= Instructions to follow =
Find every line below that contains the word "color" and copy it out.

◆ ◆ ◆ ◆ ◆

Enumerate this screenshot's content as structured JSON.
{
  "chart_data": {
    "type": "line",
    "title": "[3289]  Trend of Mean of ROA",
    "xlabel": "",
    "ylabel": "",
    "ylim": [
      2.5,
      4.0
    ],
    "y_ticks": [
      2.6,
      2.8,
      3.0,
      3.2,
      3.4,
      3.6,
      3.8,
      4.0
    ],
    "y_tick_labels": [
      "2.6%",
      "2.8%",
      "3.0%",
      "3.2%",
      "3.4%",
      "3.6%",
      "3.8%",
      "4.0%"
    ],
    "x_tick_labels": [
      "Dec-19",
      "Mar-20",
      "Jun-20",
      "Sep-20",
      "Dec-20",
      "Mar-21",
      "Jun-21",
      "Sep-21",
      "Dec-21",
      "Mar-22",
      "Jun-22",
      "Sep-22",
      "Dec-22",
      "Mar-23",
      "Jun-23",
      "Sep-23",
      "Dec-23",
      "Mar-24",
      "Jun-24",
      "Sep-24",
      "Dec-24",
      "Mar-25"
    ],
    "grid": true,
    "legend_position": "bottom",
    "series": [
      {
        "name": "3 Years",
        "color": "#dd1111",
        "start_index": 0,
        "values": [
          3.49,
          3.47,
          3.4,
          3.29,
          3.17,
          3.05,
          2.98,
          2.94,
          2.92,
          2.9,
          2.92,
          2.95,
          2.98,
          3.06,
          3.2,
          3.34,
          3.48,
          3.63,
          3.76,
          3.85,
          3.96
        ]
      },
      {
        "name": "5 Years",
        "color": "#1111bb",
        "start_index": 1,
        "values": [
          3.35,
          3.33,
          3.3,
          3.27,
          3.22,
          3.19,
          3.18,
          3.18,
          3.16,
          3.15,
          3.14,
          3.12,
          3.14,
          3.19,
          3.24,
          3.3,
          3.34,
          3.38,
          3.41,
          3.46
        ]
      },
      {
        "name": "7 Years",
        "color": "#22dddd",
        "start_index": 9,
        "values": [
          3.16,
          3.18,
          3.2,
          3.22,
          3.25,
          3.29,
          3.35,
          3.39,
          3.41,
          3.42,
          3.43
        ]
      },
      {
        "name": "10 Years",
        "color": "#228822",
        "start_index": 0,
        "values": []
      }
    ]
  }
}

◆ ◆ ◆ ◆ ◆

= Written solution =
        "color": "#dd1111",
        "color": "#1111bb",
        "color": "#22dddd",
        "color": "#228822",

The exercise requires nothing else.